### EXTRACT PROVIDED
Saturday, August 7, 2010

A work crisis

  I haven't been blogging much about my work during the YSSP, but something has happened that seems worthy of mention.  I had spent quite a bit of time this summer building a software edifice around a package called CGAL.  CGAL was providing a solution for me to a problem called "Delaunay triangulation" which is related to one aspect of my project.  Details are not important; the point is this.  I came to the realization, about a week ago, that the CGAL library was not sufficient to the task.  It was consuming way too much memory and taking way too much time, and it was just not going to get the job done.  This was rather a crisis, because it was an essential building block in my project, and I was not aware of any other package that could do what it did at all.

  What to do, what to do?  I had no time to deal with it for a couple of days, because I was busy with Africa Day planning and preparation (see my previous post) and then the climate change negotiation simulation (see a couple of posts previous), so I just let the problem stew in the back of my mind until I finally had time to work again, this past Thursday.  By then I had come up with an idea for a solution.  I could get rid of CGAL completely in my design, do things in a completely different way (not involving Delaunay triangulation in the first place), and thereby sidestep the problem.  I implemented the new way of doing things in one twelve-hour workday, and the new way turns out to be faster and better than the old way in every respect; it actually solves several other problems that had been bothering me as well.

### PROVIDED INFORMATION
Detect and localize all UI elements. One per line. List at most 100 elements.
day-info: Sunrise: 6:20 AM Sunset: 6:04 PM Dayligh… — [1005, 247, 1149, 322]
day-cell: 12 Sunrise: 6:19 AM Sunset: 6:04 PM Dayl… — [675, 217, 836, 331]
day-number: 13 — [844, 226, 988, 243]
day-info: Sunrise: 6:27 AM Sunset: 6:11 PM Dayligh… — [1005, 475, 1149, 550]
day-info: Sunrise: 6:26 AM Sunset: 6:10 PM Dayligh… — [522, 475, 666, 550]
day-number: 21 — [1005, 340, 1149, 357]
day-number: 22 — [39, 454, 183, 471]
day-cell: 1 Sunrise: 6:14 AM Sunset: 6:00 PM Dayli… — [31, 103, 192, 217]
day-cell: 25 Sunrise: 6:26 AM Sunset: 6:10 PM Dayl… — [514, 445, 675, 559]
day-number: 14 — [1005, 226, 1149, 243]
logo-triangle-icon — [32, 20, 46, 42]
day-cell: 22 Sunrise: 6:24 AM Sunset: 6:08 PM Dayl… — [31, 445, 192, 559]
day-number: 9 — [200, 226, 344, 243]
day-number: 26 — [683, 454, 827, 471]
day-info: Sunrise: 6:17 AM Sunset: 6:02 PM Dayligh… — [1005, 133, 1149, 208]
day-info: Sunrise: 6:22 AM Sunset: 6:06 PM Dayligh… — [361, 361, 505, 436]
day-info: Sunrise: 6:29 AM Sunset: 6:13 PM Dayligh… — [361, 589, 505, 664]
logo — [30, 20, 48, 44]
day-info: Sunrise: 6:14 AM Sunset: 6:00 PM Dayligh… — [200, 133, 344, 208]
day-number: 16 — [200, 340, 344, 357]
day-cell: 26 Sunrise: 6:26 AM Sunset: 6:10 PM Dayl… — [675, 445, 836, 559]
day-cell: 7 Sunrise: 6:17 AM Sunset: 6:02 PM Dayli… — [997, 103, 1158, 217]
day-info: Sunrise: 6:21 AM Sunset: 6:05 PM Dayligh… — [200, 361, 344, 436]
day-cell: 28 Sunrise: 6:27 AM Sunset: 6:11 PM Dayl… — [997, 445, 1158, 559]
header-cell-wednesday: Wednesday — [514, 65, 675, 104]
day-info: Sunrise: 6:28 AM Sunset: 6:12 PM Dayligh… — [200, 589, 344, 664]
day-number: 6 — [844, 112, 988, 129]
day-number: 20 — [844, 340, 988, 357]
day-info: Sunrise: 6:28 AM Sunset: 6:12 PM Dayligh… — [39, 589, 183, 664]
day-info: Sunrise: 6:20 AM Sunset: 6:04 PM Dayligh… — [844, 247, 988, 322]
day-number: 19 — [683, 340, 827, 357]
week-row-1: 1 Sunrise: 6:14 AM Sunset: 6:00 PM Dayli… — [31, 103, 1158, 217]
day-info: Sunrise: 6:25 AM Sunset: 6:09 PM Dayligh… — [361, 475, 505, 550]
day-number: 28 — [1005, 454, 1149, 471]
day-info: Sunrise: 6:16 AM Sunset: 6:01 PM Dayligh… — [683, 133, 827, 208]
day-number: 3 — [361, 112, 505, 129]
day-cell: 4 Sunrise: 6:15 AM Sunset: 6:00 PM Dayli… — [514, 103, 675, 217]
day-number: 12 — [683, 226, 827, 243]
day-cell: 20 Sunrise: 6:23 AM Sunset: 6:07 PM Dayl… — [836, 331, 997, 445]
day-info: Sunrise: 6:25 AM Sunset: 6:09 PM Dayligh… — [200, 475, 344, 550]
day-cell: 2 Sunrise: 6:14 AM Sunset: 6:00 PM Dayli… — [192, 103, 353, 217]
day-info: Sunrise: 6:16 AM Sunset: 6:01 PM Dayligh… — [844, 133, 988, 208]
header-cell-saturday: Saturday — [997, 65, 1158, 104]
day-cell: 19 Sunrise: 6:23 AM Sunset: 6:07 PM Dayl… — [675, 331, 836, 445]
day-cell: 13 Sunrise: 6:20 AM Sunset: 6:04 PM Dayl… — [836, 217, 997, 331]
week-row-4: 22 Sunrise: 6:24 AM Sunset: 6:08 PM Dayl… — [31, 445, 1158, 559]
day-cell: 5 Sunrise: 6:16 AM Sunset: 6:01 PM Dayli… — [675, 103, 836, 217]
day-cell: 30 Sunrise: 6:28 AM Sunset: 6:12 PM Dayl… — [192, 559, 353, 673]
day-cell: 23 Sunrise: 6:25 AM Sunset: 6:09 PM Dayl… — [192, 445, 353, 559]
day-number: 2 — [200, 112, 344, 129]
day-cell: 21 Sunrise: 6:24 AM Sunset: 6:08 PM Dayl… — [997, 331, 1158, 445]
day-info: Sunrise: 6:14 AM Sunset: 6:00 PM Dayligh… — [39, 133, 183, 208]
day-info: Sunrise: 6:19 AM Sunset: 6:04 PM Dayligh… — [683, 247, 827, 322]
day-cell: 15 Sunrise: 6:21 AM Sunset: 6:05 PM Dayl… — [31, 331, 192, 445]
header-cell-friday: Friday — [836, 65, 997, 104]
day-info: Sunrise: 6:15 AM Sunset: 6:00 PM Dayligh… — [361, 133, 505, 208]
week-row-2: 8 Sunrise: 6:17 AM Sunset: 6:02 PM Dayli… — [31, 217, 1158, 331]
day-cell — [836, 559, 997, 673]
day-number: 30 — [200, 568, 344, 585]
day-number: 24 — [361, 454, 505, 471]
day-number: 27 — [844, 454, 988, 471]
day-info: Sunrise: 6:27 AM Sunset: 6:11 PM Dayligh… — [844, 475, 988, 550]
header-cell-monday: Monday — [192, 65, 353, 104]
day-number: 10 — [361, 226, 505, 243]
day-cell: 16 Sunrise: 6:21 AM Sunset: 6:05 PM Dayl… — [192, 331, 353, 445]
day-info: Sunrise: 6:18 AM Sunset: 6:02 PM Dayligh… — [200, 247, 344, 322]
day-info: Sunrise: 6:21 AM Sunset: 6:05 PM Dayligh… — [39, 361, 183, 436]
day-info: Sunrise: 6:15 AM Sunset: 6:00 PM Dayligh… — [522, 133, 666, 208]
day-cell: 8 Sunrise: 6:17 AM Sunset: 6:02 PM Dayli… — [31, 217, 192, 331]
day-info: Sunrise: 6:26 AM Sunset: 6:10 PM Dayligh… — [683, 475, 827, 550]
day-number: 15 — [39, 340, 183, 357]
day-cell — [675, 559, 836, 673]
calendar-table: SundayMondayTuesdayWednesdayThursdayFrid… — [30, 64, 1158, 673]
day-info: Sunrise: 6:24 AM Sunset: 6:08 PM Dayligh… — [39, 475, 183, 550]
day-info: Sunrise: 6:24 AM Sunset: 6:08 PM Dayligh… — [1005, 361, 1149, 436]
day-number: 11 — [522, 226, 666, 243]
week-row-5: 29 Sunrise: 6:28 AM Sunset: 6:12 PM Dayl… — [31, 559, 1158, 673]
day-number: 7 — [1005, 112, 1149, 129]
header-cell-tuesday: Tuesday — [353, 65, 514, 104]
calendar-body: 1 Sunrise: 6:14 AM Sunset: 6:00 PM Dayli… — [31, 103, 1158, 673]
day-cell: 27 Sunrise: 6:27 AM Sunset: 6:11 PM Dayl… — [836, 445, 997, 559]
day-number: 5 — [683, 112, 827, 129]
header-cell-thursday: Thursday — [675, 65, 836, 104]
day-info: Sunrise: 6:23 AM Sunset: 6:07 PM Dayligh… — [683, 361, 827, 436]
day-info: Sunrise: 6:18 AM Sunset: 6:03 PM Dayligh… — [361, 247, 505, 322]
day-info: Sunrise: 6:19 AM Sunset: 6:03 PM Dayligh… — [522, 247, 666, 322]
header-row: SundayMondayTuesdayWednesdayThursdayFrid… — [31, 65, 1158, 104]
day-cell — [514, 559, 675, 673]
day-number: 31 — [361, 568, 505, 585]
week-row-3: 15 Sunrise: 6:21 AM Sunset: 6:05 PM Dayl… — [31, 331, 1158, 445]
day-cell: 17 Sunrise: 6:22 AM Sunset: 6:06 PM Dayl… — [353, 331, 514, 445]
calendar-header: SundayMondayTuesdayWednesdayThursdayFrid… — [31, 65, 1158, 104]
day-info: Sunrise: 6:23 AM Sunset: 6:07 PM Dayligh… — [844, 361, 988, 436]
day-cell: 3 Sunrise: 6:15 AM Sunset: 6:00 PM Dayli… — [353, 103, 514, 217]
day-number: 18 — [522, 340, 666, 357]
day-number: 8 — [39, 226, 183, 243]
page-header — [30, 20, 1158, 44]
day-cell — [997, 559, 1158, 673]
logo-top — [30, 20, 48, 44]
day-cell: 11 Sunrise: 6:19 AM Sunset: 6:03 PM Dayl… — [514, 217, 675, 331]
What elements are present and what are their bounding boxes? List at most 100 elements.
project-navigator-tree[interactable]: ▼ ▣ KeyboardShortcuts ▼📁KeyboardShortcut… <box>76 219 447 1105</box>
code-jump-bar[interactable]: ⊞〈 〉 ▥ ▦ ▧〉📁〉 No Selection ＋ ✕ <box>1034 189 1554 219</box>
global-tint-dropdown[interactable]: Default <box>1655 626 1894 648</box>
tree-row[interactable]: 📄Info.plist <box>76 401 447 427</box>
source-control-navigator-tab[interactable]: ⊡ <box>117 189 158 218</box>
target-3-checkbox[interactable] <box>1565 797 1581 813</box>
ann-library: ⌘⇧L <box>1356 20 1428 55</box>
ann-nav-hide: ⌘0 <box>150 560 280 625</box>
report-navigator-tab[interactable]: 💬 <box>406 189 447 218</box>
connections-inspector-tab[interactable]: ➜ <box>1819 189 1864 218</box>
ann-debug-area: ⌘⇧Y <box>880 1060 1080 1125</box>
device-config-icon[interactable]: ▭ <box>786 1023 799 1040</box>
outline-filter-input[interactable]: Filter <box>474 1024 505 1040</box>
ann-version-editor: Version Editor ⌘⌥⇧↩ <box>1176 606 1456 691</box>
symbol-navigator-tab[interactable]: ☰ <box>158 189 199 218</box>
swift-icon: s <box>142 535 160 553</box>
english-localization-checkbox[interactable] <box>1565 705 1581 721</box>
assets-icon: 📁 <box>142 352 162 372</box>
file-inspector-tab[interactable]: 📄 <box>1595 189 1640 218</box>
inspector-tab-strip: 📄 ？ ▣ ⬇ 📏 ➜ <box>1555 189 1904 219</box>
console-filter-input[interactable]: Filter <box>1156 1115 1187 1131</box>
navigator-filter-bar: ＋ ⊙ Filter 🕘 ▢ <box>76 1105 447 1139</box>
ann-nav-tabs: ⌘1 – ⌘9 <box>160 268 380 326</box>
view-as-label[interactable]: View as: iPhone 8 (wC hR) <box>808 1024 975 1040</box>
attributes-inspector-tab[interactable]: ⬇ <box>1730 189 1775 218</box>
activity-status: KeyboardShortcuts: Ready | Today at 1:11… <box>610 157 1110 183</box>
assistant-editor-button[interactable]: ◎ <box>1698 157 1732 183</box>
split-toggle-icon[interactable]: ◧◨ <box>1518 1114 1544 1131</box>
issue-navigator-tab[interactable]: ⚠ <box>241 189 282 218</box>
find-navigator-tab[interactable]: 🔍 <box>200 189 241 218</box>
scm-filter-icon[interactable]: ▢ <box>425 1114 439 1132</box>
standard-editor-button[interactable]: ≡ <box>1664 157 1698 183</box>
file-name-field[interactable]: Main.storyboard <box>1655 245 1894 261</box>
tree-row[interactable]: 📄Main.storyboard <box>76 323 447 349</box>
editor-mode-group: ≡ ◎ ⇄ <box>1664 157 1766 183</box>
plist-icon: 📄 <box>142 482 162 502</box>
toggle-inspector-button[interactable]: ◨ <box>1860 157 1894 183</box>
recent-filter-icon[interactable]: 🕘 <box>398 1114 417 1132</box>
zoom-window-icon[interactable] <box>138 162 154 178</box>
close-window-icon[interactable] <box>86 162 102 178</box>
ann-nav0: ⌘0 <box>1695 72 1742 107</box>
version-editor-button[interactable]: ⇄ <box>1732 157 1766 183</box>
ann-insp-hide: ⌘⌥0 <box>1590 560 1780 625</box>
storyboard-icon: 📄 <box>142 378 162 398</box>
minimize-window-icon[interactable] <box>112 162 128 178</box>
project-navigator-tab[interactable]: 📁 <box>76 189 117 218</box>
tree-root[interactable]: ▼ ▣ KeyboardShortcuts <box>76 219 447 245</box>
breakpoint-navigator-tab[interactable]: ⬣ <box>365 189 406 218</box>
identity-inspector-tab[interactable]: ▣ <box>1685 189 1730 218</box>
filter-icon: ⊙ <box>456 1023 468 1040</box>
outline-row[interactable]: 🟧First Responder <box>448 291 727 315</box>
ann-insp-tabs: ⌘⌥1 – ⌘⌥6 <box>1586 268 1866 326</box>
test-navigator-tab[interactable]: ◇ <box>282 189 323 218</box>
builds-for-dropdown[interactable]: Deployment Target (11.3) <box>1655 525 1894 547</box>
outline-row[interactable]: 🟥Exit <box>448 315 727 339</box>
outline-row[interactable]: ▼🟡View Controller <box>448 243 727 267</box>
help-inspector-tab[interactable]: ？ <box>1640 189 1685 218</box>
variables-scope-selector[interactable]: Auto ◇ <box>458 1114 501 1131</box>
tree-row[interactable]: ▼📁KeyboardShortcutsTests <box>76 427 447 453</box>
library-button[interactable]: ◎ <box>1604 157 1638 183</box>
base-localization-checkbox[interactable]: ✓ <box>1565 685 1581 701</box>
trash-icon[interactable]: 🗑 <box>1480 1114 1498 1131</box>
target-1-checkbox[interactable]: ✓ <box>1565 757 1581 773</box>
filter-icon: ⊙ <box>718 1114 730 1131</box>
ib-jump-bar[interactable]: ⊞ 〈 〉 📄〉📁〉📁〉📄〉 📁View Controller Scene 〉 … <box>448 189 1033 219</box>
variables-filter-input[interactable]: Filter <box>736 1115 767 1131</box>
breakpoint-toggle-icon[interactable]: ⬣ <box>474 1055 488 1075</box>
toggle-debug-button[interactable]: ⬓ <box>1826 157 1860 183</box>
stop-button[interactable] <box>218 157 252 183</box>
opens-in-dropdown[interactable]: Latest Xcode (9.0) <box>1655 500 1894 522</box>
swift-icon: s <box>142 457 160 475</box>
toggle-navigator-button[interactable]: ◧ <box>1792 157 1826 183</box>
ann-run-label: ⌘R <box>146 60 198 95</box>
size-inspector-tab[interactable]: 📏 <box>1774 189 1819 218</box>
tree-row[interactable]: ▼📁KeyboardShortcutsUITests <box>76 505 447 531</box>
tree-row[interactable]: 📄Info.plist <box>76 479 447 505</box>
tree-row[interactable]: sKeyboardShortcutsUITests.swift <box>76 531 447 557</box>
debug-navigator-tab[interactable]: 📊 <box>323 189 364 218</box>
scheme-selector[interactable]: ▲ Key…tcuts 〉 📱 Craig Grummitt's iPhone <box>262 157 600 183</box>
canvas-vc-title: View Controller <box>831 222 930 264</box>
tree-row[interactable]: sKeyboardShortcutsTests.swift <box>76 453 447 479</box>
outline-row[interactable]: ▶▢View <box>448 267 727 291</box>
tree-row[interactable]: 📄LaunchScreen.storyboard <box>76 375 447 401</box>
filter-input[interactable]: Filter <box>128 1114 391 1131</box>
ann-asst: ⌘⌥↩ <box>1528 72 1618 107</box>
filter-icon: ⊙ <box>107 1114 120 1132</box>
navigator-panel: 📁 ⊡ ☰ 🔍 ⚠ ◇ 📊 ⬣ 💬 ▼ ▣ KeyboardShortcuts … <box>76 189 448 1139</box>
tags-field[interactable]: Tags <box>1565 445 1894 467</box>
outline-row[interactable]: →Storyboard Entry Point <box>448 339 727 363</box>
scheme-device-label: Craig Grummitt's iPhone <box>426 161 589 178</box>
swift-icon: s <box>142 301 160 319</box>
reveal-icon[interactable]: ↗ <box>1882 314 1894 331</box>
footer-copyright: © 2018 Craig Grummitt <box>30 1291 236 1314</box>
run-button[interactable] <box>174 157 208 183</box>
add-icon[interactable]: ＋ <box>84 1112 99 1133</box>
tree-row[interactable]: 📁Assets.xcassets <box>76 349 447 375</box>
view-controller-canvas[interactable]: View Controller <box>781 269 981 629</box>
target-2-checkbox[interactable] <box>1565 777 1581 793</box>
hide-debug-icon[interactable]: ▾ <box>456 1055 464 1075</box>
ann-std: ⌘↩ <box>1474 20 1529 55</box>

### LIST OF TASKS
• A. Write out the records word for word, everything from their first line down to the line containing "589, 344, 664]", with both of those lines included.
• B. Resume the blog post about the work crisis, picking up right after its final sentence.
The blog post and the records have nothing to do with each other.

### FINAL ANSWERS
• A.
Detect and localize all UI elements. One per line. List at most 100 elements.
day-info: Sunrise: 6:20 AM Sunset: 6:04 PM Dayligh… — [1005, 247, 1149, 322]
day-cell: 12 Sunrise: 6:19 AM Sunset: 6:04 PM Dayl… — [675, 217, 836, 331]
day-number: 13 — [844, 226, 988, 243]
day-info: Sunrise: 6:27 AM Sunset: 6:11 PM Dayligh… — [1005, 475, 1149, 550]
day-info: Sunrise: 6:26 AM Sunset: 6:10 PM Dayligh… — [522, 475, 666, 550]
day-number: 21 — [1005, 340, 1149, 357]
day-number: 22 — [39, 454, 183, 471]
day-cell: 1 Sunrise: 6:14 AM Sunset: 6:00 PM Dayli… — [31, 103, 192, 217]
day-cell: 25 Sunrise: 6:26 AM Sunset: 6:10 PM Dayl… — [514, 445, 675, 559]
day-number: 14 — [1005, 226, 1149, 243]
logo-triangle-icon — [32, 20, 46, 42]
day-cell: 22 Sunrise: 6:24 AM Sunset: 6:08 PM Dayl… — [31, 445, 192, 559]
day-number: 9 — [200, 226, 344, 243]
day-number: 26 — [683, 454, 827, 471]
day-info: Sunrise: 6:17 AM Sunset: 6:02 PM Dayligh… — [1005, 133, 1149, 208]
day-info: Sunrise: 6:22 AM Sunset: 6:06 PM Dayligh… — [361, 361, 505, 436]
day-info: Sunrise: 6:29 AM Sunset: 6:13 PM Dayligh… — [361, 589, 505, 664]
logo — [30, 20, 48, 44]
day-info: Sunrise: 6:14 AM Sunset: 6:00 PM Dayligh… — [200, 133, 344, 208]
day-number: 16 — [200, 340, 344, 357]
day-cell: 26 Sunrise: 6:26 AM Sunset: 6:10 PM Dayl… — [675, 445, 836, 559]
day-cell: 7 Sunrise: 6:17 AM Sunset: 6:02 PM Dayli… — [997, 103, 1158, 217]
day-info: Sunrise: 6:21 AM Sunset: 6:05 PM Dayligh… — [200, 361, 344, 436]
day-cell: 28 Sunrise: 6:27 AM Sunset: 6:11 PM Dayl… — [997, 445, 1158, 559]
header-cell-wednesday: Wednesday — [514, 65, 675, 104]
day-info: Sunrise: 6:28 AM Sunset: 6:12 PM Dayligh… — [200, 589, 344, 664]

• B.
  The lesson I draw from this, and the reason I'm posting about this: it's worth the time to think and plan ahead.  I tend to jump headfirst into implementing my ideas, but this episode has shown that it would sometimes be better if I took a few deep breaths first and asked: is the design I've come up with really the best design?  Am I solving the right problem?  Is there a different approach that might be better?  Had I asked those questions, I might have saved myself about a week of work and a lot of heartache, and I would have an extra 100,000 or so runs of my model completed at this point.

  For your amusement, here is a pretty picture generated by my model:


  I could explain what this picture represents, but then I'd have to kill you.  Eventually (once this research has been published) I'll post about it on ecoevoevoeco, but that's probably a long time from now...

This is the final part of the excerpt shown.